▶ WHAT YOU WILL DO
Reproduce the following passage on strain in cyclic compounds in full, word for word.

--- START OF DOCUMENT ---

In organic chemistry, we often deal with cyclic compounds. A typical cyclic compound is a cyclohexane, and these compounds are used in synthetic reactions.

However, cyclic compounds have strain. They are in a high energy state due to steric hindrance and other factors. The more strain, the more unstable the state is, and the more reactive the compound becomes. Understanding the strain will also help us to understand the conformation of the compound.

Cyclohexane is particularly important in conformation. Organic chemistry needs to be considered in three dimensions, not in a plane. In such cases, there are many things in cyclohexane that must be considered in stereochemistry.

We will therefore explain the strains that tend to cause problems with cyclic compounds, and then check the stability and conformation.

There Are Strains and Steric Hindrances in Cyclic Compounds

For compounds such as alkanes, the axis of the molecule can rotate and form freely. However, in cyclic compounds, the axis does not move freely as in alkyl chains. The carbon chain is fixed.

--- END OF DOCUMENT ---
--- START OF RAW DATA ---

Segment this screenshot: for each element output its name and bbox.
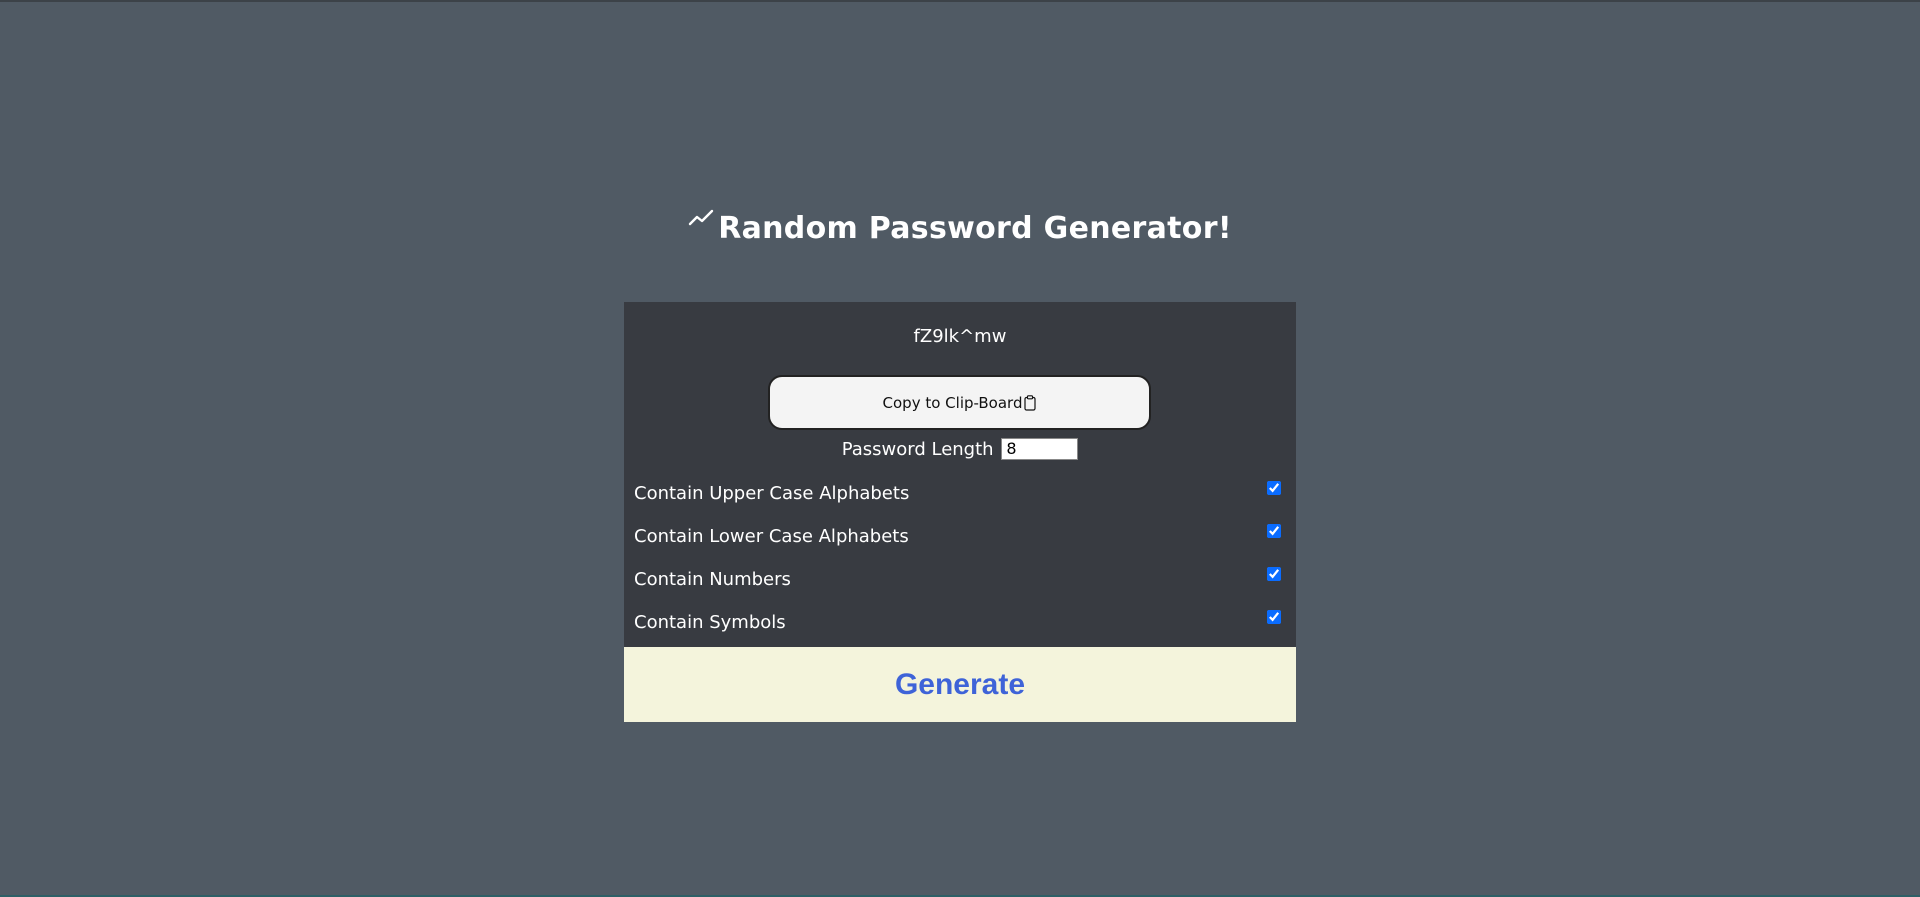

--- END OF RAW DATA ---

▶ WRITTEN SOLUTION
In organic chemistry, we often deal with cyclic compounds. A typical cyclic compound is a cyclohexane, and these compounds are used in synthetic reactions.

However, cyclic compounds have strain. They are in a high energy state due to steric hindrance and other factors. The more strain, the more unstable the state is, and the more reactive the compound becomes. Understanding the strain will also help us to understand the conformation of the compound.

Cyclohexane is particularly important in conformation. Organic chemistry needs to be considered in three dimensions, not in a plane. In such cases, there are many things in cyclohexane that must be considered in stereochemistry.

We will therefore explain the strains that tend to cause problems with cyclic compounds, and then check the stability and conformation.

There Are Strains and Steric Hindrances in Cyclic Compounds

For compounds such as alkanes, the axis of the molecule can rotate and form freely. However, in cyclic compounds, the axis does not move freely as in alkyl chains. The carbon chain is fixed.